Dataset entries:

▼

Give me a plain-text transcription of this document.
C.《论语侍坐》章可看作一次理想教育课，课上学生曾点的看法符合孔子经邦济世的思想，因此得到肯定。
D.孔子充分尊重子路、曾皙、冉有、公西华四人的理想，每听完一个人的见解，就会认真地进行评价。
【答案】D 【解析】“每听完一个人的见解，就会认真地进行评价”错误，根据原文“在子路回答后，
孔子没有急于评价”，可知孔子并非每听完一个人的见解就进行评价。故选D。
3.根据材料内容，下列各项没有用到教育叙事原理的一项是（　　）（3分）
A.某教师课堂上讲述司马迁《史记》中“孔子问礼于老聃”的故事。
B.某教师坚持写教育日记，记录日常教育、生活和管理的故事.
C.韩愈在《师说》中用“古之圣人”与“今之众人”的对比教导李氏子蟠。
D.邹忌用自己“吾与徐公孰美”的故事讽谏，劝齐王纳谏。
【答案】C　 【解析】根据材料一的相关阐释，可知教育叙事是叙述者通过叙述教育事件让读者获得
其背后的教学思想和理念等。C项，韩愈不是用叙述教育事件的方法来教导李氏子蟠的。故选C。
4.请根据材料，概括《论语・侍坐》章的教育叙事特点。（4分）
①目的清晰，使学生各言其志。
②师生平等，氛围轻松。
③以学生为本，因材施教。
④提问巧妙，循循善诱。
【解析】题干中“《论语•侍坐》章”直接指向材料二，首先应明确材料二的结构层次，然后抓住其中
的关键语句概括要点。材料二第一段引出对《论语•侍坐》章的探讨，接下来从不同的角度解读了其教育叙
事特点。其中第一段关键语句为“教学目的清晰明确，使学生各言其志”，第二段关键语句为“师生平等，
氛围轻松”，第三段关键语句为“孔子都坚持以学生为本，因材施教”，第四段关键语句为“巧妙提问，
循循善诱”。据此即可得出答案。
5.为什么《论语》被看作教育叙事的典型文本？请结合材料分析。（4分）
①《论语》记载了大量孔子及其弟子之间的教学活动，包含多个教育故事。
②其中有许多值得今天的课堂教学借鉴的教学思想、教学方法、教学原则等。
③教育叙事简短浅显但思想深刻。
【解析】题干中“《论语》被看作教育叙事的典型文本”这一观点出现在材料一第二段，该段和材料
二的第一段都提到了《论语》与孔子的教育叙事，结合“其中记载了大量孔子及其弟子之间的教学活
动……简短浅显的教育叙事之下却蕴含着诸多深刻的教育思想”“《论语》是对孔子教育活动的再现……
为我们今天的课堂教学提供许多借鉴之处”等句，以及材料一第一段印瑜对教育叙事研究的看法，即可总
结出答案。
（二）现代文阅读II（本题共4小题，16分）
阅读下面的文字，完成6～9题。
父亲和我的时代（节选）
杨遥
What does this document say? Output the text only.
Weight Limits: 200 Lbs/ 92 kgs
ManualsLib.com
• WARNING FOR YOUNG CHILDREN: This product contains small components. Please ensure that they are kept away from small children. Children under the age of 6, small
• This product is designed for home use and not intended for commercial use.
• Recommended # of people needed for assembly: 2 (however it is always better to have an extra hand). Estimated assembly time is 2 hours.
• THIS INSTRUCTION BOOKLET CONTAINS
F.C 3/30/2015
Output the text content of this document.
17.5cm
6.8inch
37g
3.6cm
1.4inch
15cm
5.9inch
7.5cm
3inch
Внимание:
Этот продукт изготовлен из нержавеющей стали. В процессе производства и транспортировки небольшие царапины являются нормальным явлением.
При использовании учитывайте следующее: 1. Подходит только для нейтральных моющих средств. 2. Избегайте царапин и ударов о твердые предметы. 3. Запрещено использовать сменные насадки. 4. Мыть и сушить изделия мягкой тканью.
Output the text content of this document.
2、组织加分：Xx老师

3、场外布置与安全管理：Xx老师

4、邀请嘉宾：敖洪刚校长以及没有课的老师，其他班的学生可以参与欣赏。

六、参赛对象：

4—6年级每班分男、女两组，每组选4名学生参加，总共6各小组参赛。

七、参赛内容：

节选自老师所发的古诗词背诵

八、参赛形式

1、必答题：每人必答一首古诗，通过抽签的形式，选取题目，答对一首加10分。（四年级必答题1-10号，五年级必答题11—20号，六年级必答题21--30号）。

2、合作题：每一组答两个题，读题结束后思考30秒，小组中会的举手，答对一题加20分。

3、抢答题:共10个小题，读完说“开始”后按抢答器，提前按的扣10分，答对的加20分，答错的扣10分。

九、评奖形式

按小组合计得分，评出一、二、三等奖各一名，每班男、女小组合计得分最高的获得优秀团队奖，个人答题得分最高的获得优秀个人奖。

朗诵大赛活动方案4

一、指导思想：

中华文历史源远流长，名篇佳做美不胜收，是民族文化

▲

Filter the data, keeping only the lines that contain "氛围轻松".

②师生平等，氛围轻松。
氛围轻松”，第三段关键语句为“孔子都坚持以学生为本，因材施教”，第四段关键语句为“巧妙提问，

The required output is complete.